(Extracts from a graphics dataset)
%%
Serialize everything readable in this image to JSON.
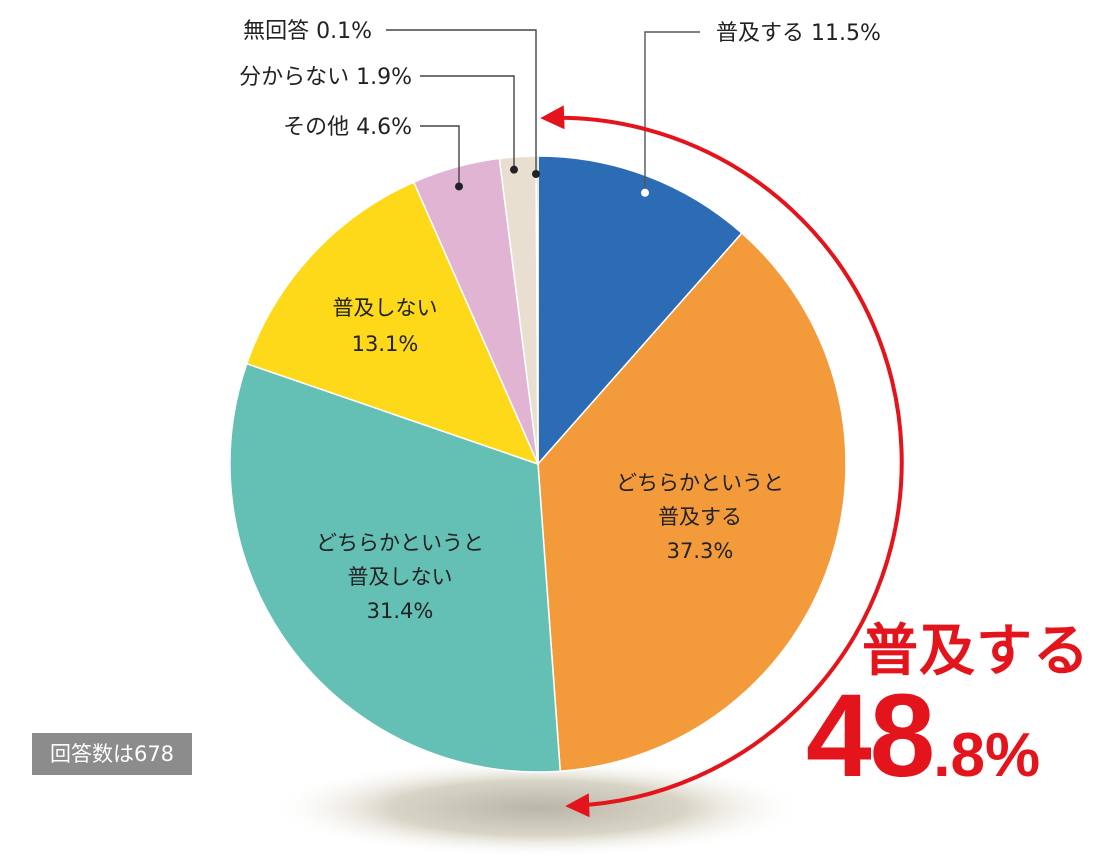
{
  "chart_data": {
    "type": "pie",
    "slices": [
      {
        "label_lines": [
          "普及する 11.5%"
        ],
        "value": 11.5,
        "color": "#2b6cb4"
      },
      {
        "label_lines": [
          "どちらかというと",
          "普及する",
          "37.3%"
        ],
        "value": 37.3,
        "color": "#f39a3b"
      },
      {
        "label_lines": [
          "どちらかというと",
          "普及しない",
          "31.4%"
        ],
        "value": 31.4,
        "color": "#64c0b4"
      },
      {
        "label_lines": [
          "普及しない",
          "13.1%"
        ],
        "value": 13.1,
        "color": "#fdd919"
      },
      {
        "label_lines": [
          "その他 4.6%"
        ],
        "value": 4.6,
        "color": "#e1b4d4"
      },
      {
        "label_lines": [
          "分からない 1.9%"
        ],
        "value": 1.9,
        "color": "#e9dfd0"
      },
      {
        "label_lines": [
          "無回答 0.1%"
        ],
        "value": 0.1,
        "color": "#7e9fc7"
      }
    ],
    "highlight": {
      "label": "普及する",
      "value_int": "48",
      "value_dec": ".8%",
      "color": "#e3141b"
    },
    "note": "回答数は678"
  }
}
%%
## WORK TO DO:
Strip the images and reproduce the remaining records precisely.

## RESULT FOR THIS TASK:
Serialize everything readable in this image to JSON.
{
  "chart_data": {
    "type": "pie",
    "slices": [
      {
        "label_lines": [
          "普及する 11.5%"
        ],
        "value": 11.5,
        "color": "#2b6cb4"
      },
      {
        "label_lines": [
          "どちらかというと",
          "普及する",
          "37.3%"
        ],
        "value": 37.3,
        "color": "#f39a3b"
      },
      {
        "label_lines": [
          "どちらかというと",
          "普及しない",
          "31.4%"
        ],
        "value": 31.4,
        "color": "#64c0b4"
      },
      {
        "label_lines": [
          "普及しない",
          "13.1%"
        ],
        "value": 13.1,
        "color": "#fdd919"
      },
      {
        "label_lines": [
          "その他 4.6%"
        ],
        "value": 4.6,
        "color": "#e1b4d4"
      },
      {
        "label_lines": [
          "分からない 1.9%"
        ],
        "value": 1.9,
        "color": "#e9dfd0"
      },
      {
        "label_lines": [
          "無回答 0.1%"
        ],
        "value": 0.1,
        "color": "#7e9fc7"
      }
    ],
    "highlight": {
      "label": "普及する",
      "value_int": "48",
      "value_dec": ".8%",
      "color": "#e3141b"
    },
    "note": "回答数は678"
  }
}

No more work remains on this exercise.